Figure record listings:
** START **

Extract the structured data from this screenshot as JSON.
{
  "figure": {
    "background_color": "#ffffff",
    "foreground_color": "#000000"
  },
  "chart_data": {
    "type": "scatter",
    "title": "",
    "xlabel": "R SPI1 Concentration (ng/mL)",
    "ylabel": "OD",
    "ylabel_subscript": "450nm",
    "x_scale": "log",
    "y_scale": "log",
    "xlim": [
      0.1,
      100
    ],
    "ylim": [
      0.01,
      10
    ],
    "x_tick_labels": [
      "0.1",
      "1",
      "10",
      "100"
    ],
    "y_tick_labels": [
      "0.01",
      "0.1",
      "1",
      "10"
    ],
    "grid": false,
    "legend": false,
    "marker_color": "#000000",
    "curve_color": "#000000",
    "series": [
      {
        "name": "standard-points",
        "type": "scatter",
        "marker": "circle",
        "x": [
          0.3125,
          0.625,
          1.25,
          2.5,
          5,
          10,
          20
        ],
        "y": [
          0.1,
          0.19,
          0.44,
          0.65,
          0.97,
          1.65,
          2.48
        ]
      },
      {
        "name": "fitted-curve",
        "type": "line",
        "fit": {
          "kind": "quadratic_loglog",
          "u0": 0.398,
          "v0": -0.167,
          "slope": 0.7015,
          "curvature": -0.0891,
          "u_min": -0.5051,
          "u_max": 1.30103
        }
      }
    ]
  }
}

** END **

== TASK DESCRIPTION ==
Reproduce each line verbatim.

== SOLVED EXERCISE ==
Extract the structured data from this screenshot as JSON.
{
  "figure": {
    "background_color": "#ffffff",
    "foreground_color": "#000000"
  },
  "chart_data": {
    "type": "scatter",
    "title": "",
    "xlabel": "R SPI1 Concentration (ng/mL)",
    "ylabel": "OD",
    "ylabel_subscript": "450nm",
    "x_scale": "log",
    "y_scale": "log",
    "xlim": [
      0.1,
      100
    ],
    "ylim": [
      0.01,
      10
    ],
    "x_tick_labels": [
      "0.1",
      "1",
      "10",
      "100"
    ],
    "y_tick_labels": [
      "0.01",
      "0.1",
      "1",
      "10"
    ],
    "grid": false,
    "legend": false,
    "marker_color": "#000000",
    "curve_color": "#000000",
    "series": [
      {
        "name": "standard-points",
        "type": "scatter",
        "marker": "circle",
        "x": [
          0.3125,
          0.625,
          1.25,
          2.5,
          5,
          10,
          20
        ],
        "y": [
          0.1,
          0.19,
          0.44,
          0.65,
          0.97,
          1.65,
          2.48
        ]
      },
      {
        "name": "fitted-curve",
        "type": "line",
        "fit": {
          "kind": "quadratic_loglog",
          "u0": 0.398,
          "v0": -0.167,
          "slope": 0.7015,
          "curvature": -0.0891,
          "u_min": -0.5051,
          "u_max": 1.30103
        }
      }
    ]
  }
}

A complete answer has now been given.